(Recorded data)
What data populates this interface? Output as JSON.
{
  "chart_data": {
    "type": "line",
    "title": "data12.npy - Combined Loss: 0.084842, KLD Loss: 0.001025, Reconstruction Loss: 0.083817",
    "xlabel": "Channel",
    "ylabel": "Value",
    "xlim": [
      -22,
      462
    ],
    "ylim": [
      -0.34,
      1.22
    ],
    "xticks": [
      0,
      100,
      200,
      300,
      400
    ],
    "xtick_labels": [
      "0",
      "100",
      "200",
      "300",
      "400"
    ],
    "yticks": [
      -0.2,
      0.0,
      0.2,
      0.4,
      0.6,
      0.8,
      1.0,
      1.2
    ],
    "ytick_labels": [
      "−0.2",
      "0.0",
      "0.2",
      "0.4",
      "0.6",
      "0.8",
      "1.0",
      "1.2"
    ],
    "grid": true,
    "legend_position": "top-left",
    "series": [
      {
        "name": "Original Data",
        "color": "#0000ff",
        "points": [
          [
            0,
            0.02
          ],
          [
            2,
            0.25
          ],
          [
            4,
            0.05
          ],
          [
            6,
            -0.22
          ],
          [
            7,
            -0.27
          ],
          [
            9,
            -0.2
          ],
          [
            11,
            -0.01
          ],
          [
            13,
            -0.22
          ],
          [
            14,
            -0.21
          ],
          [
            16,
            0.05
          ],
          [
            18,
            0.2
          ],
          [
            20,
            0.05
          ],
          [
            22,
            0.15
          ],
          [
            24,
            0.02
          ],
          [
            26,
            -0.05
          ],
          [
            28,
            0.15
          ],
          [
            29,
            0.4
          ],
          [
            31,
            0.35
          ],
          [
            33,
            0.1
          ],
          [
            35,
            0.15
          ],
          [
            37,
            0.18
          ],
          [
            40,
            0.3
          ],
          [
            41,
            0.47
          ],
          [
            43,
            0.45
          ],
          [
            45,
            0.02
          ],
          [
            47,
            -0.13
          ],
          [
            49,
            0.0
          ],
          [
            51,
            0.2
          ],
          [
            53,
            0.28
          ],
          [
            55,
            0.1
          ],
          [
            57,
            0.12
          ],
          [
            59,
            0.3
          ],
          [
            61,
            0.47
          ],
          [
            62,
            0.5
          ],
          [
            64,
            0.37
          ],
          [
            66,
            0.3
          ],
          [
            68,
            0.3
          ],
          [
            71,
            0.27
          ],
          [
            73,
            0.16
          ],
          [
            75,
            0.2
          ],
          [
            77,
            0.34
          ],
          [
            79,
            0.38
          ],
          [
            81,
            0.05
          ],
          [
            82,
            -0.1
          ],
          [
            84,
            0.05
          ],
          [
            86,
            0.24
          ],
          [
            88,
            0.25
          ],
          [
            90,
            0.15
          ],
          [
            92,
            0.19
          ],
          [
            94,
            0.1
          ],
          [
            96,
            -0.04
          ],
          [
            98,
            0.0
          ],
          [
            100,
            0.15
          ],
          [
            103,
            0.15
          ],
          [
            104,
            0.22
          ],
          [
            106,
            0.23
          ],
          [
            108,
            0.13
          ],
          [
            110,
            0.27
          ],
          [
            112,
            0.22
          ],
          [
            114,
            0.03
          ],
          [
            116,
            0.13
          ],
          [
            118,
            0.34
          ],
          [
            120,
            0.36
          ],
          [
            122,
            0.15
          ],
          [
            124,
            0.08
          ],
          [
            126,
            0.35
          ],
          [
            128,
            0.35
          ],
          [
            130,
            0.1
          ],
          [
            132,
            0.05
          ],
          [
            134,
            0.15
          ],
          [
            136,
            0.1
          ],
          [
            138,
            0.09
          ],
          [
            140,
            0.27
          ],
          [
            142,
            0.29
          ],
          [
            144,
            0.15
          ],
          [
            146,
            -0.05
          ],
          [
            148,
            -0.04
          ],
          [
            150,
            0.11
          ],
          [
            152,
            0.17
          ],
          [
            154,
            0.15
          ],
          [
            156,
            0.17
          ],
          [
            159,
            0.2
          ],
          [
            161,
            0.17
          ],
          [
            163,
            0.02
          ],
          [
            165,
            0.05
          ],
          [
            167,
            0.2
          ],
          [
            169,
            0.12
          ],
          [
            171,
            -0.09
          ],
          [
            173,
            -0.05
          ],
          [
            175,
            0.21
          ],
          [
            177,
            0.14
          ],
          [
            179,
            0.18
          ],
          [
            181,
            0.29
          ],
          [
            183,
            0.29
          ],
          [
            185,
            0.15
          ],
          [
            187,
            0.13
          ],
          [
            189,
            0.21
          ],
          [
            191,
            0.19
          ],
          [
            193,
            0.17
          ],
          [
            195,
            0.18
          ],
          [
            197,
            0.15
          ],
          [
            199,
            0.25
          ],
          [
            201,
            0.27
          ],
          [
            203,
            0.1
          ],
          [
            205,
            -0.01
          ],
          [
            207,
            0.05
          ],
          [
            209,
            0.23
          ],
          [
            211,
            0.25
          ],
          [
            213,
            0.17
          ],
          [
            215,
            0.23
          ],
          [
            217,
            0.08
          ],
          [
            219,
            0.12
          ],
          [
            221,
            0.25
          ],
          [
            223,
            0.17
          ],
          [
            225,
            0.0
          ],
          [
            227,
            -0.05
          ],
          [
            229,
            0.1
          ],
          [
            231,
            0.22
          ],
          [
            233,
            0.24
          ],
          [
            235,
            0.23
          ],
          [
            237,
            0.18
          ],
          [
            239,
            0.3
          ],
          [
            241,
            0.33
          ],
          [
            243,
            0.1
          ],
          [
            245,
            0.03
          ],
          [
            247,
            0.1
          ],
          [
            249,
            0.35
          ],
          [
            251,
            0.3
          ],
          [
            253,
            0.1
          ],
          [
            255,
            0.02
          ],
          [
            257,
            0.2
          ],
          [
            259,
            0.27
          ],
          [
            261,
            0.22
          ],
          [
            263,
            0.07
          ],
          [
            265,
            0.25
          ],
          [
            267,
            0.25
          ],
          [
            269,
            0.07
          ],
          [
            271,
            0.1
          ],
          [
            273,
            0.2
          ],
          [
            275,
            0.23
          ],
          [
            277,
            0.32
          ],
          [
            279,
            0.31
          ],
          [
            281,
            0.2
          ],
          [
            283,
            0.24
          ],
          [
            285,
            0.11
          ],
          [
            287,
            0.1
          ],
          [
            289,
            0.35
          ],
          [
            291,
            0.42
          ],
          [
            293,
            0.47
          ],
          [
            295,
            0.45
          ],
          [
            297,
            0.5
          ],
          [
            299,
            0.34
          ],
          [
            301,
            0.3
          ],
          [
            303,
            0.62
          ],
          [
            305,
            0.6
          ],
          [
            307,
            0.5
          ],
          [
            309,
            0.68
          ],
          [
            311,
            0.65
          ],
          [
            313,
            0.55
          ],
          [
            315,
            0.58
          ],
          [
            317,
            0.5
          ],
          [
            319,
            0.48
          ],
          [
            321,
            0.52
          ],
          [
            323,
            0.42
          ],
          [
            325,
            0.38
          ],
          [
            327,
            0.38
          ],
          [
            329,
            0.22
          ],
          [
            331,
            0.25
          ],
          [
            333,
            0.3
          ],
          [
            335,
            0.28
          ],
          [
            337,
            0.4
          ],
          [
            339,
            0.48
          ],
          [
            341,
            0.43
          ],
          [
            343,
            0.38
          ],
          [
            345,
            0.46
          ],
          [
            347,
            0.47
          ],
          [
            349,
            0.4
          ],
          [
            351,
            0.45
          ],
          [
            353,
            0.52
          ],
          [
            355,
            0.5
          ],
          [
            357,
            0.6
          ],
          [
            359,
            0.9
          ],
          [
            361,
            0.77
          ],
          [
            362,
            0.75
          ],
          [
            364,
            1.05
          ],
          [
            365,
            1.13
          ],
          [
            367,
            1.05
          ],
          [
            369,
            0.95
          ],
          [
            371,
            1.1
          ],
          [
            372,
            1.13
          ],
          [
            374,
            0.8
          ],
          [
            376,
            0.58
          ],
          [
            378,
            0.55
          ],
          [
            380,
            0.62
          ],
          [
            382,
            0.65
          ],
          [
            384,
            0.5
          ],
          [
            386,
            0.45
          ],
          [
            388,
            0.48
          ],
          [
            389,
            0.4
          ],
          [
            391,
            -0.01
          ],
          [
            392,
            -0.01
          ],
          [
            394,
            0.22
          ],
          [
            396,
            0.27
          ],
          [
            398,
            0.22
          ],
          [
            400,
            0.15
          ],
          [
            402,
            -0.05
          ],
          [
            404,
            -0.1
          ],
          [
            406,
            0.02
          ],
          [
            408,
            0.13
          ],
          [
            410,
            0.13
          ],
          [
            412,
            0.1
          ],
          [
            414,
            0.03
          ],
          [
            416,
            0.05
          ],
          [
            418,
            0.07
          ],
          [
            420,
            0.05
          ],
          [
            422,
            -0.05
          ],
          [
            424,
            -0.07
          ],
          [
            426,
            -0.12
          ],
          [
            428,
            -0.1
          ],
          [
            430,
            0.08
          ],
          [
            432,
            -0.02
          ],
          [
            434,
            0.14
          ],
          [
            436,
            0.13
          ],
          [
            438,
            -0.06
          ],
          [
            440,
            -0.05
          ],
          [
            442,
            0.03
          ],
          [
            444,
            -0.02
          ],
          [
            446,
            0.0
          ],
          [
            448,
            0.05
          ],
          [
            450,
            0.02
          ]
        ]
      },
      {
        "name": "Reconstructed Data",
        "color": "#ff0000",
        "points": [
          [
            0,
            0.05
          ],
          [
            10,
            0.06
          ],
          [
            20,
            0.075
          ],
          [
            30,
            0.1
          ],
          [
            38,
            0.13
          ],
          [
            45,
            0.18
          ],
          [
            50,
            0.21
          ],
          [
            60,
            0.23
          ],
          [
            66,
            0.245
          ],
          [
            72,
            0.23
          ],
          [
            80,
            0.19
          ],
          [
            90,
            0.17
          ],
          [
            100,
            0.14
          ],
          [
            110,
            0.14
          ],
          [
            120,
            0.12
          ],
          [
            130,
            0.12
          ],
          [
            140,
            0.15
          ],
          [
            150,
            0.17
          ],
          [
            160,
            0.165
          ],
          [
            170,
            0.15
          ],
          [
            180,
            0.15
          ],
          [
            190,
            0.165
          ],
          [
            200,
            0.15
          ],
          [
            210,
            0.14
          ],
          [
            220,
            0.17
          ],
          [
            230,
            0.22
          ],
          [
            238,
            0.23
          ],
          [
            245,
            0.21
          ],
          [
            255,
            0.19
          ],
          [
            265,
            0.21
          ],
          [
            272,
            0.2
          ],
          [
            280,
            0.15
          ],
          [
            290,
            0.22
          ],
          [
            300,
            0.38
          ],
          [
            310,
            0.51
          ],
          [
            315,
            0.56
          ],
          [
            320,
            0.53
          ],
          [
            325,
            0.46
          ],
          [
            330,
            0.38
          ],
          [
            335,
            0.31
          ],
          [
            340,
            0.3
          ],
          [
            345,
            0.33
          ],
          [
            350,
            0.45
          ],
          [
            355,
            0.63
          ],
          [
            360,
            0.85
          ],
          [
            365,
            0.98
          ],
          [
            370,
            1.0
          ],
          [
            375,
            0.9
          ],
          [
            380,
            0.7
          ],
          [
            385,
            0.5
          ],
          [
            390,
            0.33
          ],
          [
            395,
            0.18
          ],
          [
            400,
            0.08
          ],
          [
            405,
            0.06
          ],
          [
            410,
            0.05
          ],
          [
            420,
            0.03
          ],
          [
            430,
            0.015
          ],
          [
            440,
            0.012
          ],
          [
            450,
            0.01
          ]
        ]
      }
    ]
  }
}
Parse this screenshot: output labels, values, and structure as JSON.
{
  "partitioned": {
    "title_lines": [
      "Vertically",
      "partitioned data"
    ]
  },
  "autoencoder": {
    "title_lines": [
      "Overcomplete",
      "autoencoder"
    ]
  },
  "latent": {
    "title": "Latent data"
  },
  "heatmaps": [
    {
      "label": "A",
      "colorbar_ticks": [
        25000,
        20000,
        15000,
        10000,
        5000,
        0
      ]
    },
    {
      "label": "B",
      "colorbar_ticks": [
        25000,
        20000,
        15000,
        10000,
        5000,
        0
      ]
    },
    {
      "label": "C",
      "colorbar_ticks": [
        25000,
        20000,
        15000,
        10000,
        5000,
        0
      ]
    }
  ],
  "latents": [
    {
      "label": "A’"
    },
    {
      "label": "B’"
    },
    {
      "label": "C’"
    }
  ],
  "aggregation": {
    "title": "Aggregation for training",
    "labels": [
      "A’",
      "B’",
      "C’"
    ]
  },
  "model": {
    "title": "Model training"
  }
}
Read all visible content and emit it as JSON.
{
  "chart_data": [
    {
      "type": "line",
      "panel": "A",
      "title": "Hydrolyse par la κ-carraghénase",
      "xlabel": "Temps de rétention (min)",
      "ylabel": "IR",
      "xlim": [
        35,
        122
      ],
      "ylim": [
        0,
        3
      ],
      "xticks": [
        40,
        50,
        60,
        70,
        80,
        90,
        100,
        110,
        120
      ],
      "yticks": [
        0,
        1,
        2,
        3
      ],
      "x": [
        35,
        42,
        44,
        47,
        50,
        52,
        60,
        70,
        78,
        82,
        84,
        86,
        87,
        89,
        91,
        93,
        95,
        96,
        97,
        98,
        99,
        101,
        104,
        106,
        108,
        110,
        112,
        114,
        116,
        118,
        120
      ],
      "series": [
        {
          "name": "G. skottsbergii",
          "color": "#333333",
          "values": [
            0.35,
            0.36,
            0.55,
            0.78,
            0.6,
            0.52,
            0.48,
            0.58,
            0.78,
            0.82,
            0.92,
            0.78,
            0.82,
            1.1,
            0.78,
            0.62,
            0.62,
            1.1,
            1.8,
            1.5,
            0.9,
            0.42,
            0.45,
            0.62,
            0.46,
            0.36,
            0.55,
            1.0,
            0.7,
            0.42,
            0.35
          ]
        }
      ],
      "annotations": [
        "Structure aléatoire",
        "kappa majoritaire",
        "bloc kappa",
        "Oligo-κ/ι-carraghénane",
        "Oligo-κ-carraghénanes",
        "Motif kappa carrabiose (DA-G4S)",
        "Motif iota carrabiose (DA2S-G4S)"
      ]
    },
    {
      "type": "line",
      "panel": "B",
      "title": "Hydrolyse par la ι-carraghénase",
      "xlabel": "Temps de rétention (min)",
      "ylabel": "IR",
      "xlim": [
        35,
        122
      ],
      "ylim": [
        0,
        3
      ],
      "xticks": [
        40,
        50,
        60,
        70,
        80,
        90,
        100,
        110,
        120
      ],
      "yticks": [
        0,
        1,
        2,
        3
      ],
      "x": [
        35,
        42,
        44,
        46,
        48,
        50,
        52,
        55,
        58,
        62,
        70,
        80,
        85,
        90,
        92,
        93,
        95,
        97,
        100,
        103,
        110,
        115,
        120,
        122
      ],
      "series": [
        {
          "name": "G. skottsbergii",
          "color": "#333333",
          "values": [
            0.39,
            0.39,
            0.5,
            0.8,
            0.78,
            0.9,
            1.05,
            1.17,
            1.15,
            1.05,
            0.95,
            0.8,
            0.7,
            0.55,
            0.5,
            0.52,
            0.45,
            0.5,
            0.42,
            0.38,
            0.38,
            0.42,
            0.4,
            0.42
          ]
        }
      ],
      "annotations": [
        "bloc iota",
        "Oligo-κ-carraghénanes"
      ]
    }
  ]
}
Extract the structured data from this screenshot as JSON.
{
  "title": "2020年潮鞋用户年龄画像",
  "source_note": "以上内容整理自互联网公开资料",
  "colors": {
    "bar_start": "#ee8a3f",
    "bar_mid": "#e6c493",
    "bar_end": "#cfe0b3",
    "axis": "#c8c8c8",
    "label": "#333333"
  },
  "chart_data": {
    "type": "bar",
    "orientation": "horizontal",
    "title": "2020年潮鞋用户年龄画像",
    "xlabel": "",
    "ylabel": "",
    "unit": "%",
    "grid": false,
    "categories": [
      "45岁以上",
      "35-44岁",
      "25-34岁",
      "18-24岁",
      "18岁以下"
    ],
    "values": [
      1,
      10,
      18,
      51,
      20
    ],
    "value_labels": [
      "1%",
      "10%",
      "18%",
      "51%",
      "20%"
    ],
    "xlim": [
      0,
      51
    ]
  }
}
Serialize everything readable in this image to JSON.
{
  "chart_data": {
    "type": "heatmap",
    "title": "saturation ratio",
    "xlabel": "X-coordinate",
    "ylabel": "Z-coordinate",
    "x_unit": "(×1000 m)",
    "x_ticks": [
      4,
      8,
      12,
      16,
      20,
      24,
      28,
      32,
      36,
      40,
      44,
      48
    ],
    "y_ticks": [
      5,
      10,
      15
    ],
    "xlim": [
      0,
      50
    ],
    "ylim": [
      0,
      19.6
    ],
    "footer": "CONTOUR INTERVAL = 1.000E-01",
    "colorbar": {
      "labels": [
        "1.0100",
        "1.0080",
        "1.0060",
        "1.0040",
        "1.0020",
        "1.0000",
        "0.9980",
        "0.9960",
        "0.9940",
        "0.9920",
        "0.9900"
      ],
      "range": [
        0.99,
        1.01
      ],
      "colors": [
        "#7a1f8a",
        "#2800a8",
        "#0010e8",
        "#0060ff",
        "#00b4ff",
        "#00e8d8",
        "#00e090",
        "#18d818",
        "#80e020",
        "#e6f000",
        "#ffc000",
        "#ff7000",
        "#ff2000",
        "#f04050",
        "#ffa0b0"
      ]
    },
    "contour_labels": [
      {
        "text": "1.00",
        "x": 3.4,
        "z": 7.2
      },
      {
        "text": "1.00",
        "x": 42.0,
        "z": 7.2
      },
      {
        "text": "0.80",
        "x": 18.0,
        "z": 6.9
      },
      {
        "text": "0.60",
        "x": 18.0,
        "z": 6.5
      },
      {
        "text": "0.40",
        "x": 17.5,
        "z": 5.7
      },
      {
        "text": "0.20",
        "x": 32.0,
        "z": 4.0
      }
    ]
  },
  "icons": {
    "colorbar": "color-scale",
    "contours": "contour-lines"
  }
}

## Objective
Extract every line above that contains the word "carraghénanes".

## Solution to this problem
        "Oligo-κ-carraghénanes",
        "Oligo-κ-carraghénanes"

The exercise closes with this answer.